Figure dataset records:
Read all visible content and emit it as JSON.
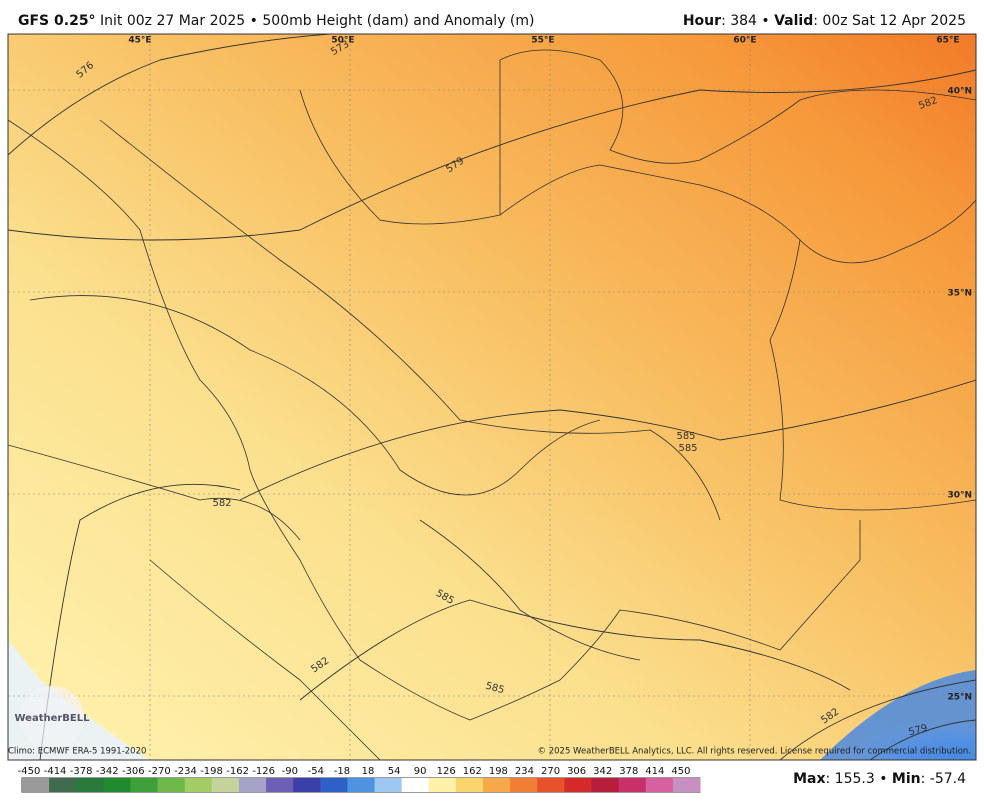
{
  "header": {
    "left": [
      {
        "text": "GFS 0.25°",
        "bold": true
      },
      {
        "text": " Init 00z 27 Mar 2025 • 500mb Height (dam) and Anomaly (m)",
        "bold": false
      }
    ],
    "right": [
      {
        "text": "Hour",
        "bold": true
      },
      {
        "text": ": 384 • ",
        "bold": false
      },
      {
        "text": "Valid",
        "bold": true
      },
      {
        "text": ": 00z Sat 12 Apr 2025",
        "bold": false
      }
    ]
  },
  "map": {
    "longitudes": [
      "45°E",
      "50°E",
      "55°E",
      "60°E",
      "65°E"
    ],
    "latitudes": [
      "40°N",
      "35°N",
      "30°N",
      "25°N"
    ],
    "contours": [
      "573",
      "576",
      "579",
      "582",
      "585",
      "582",
      "585",
      "582",
      "585",
      "585",
      "582",
      "579"
    ],
    "logo": "WeatherBELL"
  },
  "footer": {
    "climo": "Climo: ECMWF ERA-5 1991-2020",
    "copyright": "© 2025 WeatherBELL Analytics, LLC. All rights reserved. License required for commercial distribution."
  },
  "colorbar": {
    "ticks": [
      -450,
      -414,
      -378,
      -342,
      -306,
      -270,
      -234,
      -198,
      -162,
      -126,
      -90,
      -54,
      -18,
      18,
      54,
      90,
      126,
      162,
      198,
      234,
      270,
      306,
      342,
      378,
      414,
      450
    ]
  },
  "stats": [
    {
      "text": "Max",
      "bold": true
    },
    {
      "text": ": 155.3 • ",
      "bold": false
    },
    {
      "text": "Min",
      "bold": true
    },
    {
      "text": ": -57.4",
      "bold": false
    }
  ]
}
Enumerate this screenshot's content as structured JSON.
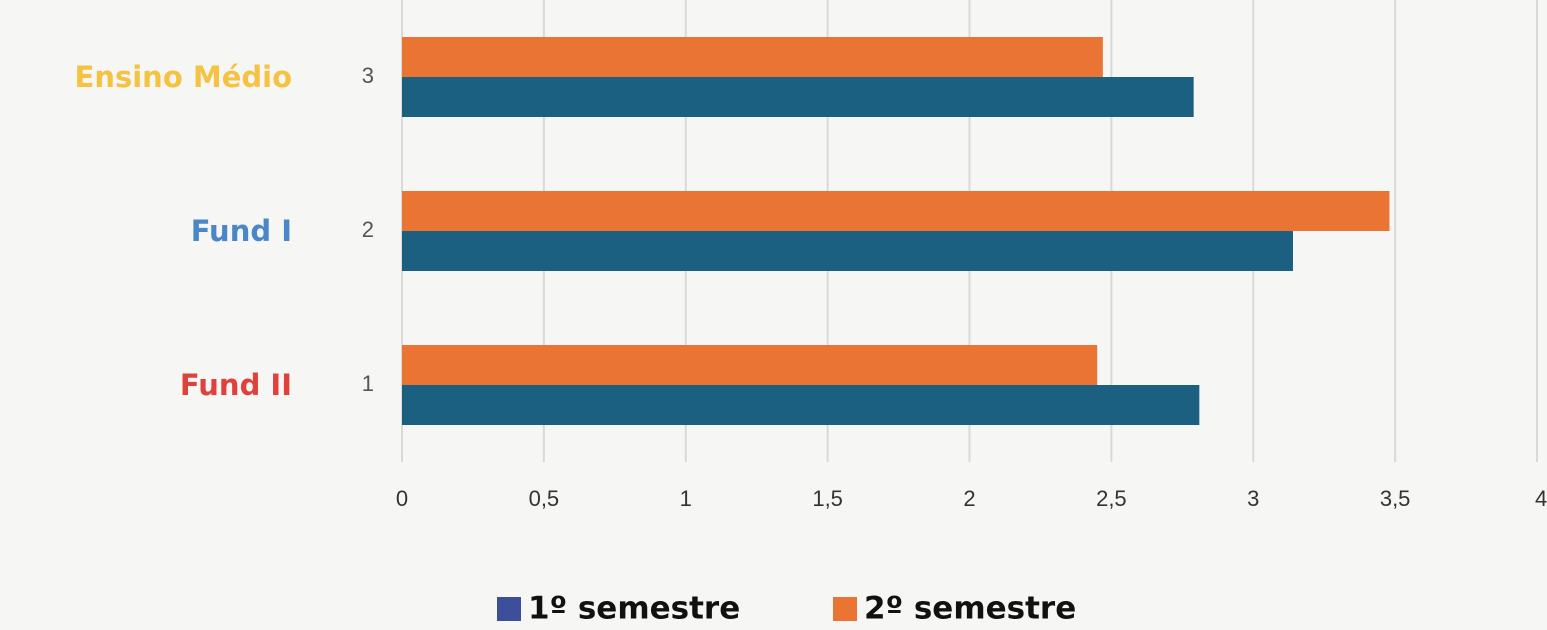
{
  "chart_data": {
    "type": "hbar",
    "categories": [
      "1",
      "2",
      "3"
    ],
    "group_labels": [
      "Fund II",
      "Fund I",
      "Ensino Médio"
    ],
    "group_label_colors": [
      "#e0413a",
      "#4a86c8",
      "#f5c242"
    ],
    "series": [
      {
        "name": "1º semestre",
        "color": "#1b6080",
        "legend_color": "#3b4f9a",
        "values": [
          2.81,
          3.14,
          2.79
        ]
      },
      {
        "name": "2º semestre",
        "color": "#e97434",
        "values": [
          2.45,
          3.48,
          2.47
        ]
      }
    ],
    "xlim": [
      0,
      4
    ],
    "xticks": [
      0,
      {
        "value": 0.5,
        "label": "0,5"
      },
      1,
      {
        "value": 1.5,
        "label": "1,5"
      },
      2,
      {
        "value": 2.5,
        "label": "2,5"
      },
      3,
      {
        "value": 3.5,
        "label": "3,5"
      },
      4
    ],
    "grid": true
  }
}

STATED EXERCISE>
Transcribe the records verbatim and omit the images.

WRITTEN REPLY>
Read all visible content and emit it as JSON.
{
  "header": {
    "left": [
      {
        "text": "GFS 0.25°",
        "bold": true
      },
      {
        "text": " Init 00z 27 Mar 2025 • 500mb Height (dam) and Anomaly (m)",
        "bold": false
      }
    ],
    "right": [
      {
        "text": "Hour",
        "bold": true
      },
      {
        "text": ": 384 • ",
        "bold": false
      },
      {
        "text": "Valid",
        "bold": true
      },
      {
        "text": ": 00z Sat 12 Apr 2025",
        "bold": false
      }
    ]
  },
  "map": {
    "longitudes": [
      "45°E",
      "50°E",
      "55°E",
      "60°E",
      "65°E"
    ],
    "latitudes": [
      "40°N",
      "35°N",
      "30°N",
      "25°N"
    ],
    "contours": [
      "573",
      "576",
      "579",
      "582",
      "585",
      "582",
      "585",
      "582",
      "585",
      "585",
      "582",
      "579"
    ],
    "logo": "WeatherBELL"
  },
  "footer": {
    "climo": "Climo: ECMWF ERA-5 1991-2020",
    "copyright": "© 2025 WeatherBELL Analytics, LLC. All rights reserved. License required for commercial distribution."
  },
  "colorbar": {
    "ticks": [
      -450,
      -414,
      -378,
      -342,
      -306,
      -270,
      -234,
      -198,
      -162,
      -126,
      -90,
      -54,
      -18,
      18,
      54,
      90,
      126,
      162,
      198,
      234,
      270,
      306,
      342,
      378,
      414,
      450
    ]
  },
  "stats": [
    {
      "text": "Max",
      "bold": true
    },
    {
      "text": ": 155.3 • ",
      "bold": false
    },
    {
      "text": "Min",
      "bold": true
    },
    {
      "text": ": -57.4",
      "bold": false
    }
  ]
}
Enumerate this screenshot's content as structured JSON.
{
  "chart_data": {
    "type": "hbar",
    "categories": [
      "1",
      "2",
      "3"
    ],
    "group_labels": [
      "Fund II",
      "Fund I",
      "Ensino Médio"
    ],
    "group_label_colors": [
      "#e0413a",
      "#4a86c8",
      "#f5c242"
    ],
    "series": [
      {
        "name": "1º semestre",
        "color": "#1b6080",
        "legend_color": "#3b4f9a",
        "values": [
          2.81,
          3.14,
          2.79
        ]
      },
      {
        "name": "2º semestre",
        "color": "#e97434",
        "values": [
          2.45,
          3.48,
          2.47
        ]
      }
    ],
    "xlim": [
      0,
      4
    ],
    "xticks": [
      0,
      {
        "value": 0.5,
        "label": "0,5"
      },
      1,
      {
        "value": 1.5,
        "label": "1,5"
      },
      2,
      {
        "value": 2.5,
        "label": "2,5"
      },
      3,
      {
        "value": 3.5,
        "label": "3,5"
      },
      4
    ],
    "grid": true
  }
}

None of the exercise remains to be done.